>>>>>
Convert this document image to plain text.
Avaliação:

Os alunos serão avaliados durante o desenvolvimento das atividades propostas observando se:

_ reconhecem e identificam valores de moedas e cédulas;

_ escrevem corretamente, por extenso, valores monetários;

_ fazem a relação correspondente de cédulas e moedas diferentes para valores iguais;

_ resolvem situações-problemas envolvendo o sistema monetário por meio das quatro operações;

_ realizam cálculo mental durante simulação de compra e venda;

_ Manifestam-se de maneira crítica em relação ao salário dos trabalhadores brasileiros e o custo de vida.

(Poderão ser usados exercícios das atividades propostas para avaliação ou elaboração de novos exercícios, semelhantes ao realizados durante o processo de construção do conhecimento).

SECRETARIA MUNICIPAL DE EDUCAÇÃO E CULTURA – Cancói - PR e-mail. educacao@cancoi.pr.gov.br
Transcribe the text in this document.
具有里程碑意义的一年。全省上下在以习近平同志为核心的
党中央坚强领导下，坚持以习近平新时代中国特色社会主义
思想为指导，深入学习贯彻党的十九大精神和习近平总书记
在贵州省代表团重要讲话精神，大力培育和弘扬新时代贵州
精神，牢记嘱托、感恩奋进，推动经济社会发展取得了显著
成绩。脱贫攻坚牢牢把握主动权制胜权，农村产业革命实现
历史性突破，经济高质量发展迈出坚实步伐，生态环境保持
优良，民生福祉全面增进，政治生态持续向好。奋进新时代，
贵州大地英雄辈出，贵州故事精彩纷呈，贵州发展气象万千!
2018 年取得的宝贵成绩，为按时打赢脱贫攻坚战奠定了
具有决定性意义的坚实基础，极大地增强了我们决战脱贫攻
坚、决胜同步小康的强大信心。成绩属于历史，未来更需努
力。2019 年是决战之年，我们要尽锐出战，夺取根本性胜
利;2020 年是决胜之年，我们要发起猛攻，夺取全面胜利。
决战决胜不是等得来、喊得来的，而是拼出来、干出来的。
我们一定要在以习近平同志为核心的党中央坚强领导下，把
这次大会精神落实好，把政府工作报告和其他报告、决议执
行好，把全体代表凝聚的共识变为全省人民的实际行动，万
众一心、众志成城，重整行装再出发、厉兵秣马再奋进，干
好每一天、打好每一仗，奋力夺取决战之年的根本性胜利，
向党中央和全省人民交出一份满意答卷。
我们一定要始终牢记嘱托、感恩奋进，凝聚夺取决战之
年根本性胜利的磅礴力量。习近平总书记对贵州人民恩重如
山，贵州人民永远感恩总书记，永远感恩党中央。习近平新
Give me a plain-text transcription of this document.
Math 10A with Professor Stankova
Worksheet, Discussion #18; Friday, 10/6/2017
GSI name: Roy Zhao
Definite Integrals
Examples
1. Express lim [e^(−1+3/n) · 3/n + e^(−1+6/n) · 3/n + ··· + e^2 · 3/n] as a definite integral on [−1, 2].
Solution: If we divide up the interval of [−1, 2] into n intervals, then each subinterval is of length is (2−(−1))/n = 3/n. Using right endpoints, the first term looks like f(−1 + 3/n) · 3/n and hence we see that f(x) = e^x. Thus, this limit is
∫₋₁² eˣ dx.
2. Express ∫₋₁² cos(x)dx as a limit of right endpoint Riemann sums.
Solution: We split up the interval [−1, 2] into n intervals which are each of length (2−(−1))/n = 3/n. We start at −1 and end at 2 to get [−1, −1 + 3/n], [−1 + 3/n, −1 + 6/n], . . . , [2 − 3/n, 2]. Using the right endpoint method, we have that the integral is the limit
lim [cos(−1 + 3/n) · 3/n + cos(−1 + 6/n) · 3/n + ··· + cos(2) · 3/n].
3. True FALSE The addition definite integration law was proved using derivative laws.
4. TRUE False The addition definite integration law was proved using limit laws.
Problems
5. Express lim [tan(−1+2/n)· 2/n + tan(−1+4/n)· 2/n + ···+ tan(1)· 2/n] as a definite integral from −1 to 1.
<<<<<
>>>>>
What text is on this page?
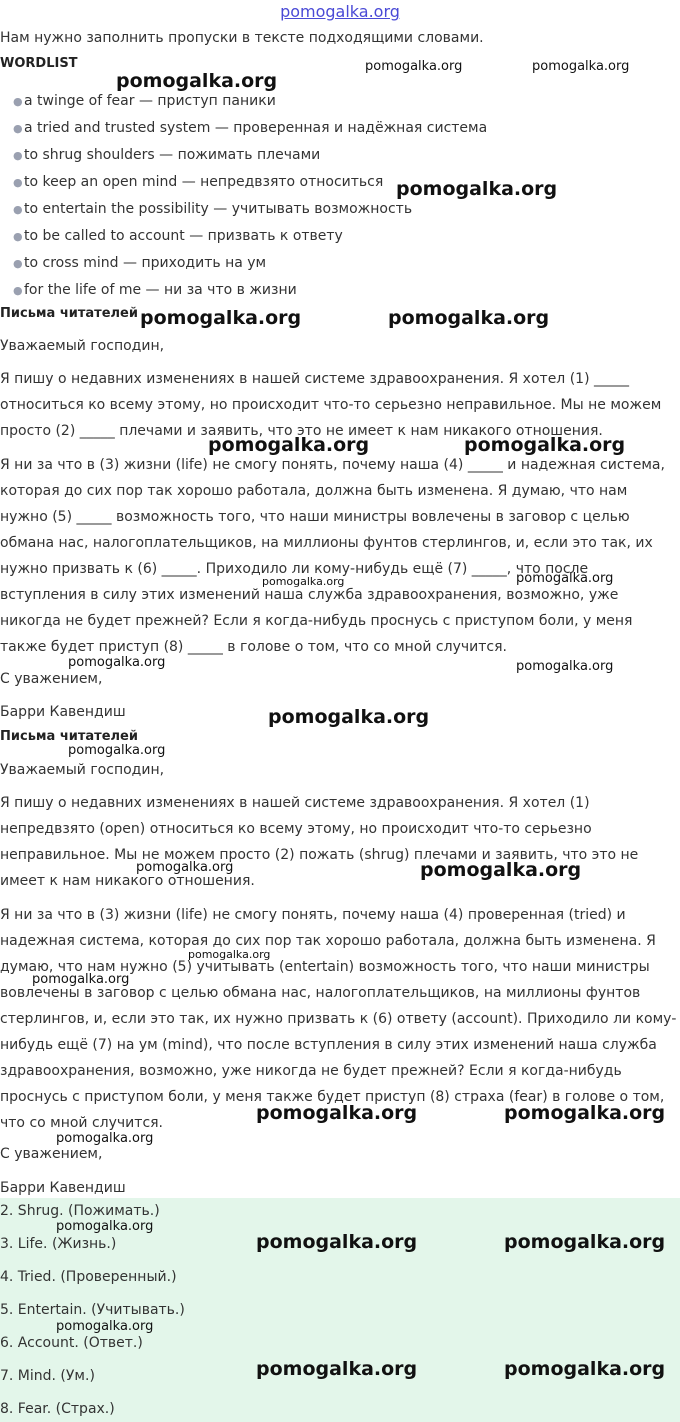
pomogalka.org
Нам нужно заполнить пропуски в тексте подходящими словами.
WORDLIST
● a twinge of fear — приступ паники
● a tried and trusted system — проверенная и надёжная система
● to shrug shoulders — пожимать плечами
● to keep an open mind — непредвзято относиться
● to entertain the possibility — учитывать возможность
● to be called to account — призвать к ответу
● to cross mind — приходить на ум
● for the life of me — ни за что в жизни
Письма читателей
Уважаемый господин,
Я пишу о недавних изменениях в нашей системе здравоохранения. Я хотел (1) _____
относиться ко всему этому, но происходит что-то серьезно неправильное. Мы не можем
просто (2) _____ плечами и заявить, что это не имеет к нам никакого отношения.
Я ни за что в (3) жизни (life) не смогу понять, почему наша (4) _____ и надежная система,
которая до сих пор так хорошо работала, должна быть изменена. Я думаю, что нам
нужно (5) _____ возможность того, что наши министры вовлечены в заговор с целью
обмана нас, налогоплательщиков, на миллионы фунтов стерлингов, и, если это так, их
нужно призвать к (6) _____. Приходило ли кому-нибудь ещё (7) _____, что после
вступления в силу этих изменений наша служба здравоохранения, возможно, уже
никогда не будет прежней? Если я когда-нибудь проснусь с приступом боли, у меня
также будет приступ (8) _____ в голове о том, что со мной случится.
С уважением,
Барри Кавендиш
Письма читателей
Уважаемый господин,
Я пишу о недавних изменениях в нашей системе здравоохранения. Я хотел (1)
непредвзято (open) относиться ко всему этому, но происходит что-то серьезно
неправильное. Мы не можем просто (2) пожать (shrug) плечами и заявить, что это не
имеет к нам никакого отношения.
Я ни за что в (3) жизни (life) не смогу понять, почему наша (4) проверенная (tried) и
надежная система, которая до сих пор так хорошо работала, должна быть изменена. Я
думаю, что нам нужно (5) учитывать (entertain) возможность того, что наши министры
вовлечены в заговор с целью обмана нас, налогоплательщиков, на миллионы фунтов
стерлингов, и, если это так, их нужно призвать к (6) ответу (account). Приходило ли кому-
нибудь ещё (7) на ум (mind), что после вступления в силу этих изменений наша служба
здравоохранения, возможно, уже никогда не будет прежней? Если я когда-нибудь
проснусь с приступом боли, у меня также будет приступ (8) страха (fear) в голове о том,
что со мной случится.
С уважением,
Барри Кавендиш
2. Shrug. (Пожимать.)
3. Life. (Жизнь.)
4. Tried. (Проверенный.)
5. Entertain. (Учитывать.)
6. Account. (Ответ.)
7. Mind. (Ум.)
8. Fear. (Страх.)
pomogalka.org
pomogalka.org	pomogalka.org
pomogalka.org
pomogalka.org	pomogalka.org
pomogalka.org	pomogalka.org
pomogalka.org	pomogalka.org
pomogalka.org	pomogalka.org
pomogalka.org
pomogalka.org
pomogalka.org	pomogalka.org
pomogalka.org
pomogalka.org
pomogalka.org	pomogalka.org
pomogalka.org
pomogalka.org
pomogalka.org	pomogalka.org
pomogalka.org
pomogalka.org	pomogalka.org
<<<<<
### EXERCISE OBJECTIVE
Return every line holding the word "отношения" from the records.

### REPLY TO THE TASK
просто (2) _____ плечами и заявить, что это не имеет к нам никакого отношения.
имеет к нам никакого отношения.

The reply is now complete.